Given exercise:
Collect each line of the entries that holds the string "материалы".

Dataset items:

+-------+

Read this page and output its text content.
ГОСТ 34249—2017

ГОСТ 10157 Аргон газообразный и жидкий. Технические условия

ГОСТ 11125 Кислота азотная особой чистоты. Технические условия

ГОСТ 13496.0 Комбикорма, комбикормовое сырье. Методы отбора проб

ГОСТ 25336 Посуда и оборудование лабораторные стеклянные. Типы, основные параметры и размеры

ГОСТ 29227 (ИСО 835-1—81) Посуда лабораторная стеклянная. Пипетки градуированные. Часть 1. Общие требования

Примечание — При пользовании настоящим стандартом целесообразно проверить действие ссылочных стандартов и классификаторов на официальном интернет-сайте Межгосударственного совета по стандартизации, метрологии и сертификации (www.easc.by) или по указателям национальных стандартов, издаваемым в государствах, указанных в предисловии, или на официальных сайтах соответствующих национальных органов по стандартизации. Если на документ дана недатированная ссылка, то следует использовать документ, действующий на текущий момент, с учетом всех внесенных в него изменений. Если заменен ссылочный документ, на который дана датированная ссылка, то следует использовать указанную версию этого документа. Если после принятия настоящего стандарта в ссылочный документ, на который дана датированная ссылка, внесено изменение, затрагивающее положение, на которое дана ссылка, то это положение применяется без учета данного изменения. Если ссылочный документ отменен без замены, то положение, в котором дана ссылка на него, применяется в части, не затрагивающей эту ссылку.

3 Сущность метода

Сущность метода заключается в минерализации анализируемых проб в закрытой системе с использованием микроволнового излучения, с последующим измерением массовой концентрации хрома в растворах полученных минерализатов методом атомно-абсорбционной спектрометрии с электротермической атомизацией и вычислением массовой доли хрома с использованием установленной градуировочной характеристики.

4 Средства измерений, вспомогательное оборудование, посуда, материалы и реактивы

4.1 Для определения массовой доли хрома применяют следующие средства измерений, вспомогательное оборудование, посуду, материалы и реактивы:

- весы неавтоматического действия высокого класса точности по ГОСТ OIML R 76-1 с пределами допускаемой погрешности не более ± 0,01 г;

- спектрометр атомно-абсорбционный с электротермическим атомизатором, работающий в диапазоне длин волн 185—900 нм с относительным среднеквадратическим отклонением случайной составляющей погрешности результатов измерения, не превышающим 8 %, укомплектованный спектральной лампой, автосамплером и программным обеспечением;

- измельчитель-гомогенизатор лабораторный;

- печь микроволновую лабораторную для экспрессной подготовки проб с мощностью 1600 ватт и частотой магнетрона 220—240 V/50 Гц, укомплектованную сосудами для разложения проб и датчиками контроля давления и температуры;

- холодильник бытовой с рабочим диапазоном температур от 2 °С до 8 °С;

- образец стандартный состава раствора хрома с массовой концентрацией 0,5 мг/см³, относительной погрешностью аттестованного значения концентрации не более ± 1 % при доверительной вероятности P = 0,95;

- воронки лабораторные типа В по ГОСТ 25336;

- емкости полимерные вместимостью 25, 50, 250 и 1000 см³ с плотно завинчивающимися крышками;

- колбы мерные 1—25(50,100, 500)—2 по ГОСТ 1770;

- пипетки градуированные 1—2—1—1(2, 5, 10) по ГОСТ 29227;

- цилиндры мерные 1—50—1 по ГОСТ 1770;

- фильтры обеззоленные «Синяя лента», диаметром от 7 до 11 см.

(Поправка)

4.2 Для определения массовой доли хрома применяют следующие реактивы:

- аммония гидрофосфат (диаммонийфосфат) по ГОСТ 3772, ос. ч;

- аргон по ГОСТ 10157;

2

+-------+

Response to the exercise:
4 Средства измерений, вспомогательное оборудование, посуда, материалы и реактивы
4.1 Для определения массовой доли хрома применяют следующие средства измерений, вспомогательное оборудование, посуду, материалы и реактивы:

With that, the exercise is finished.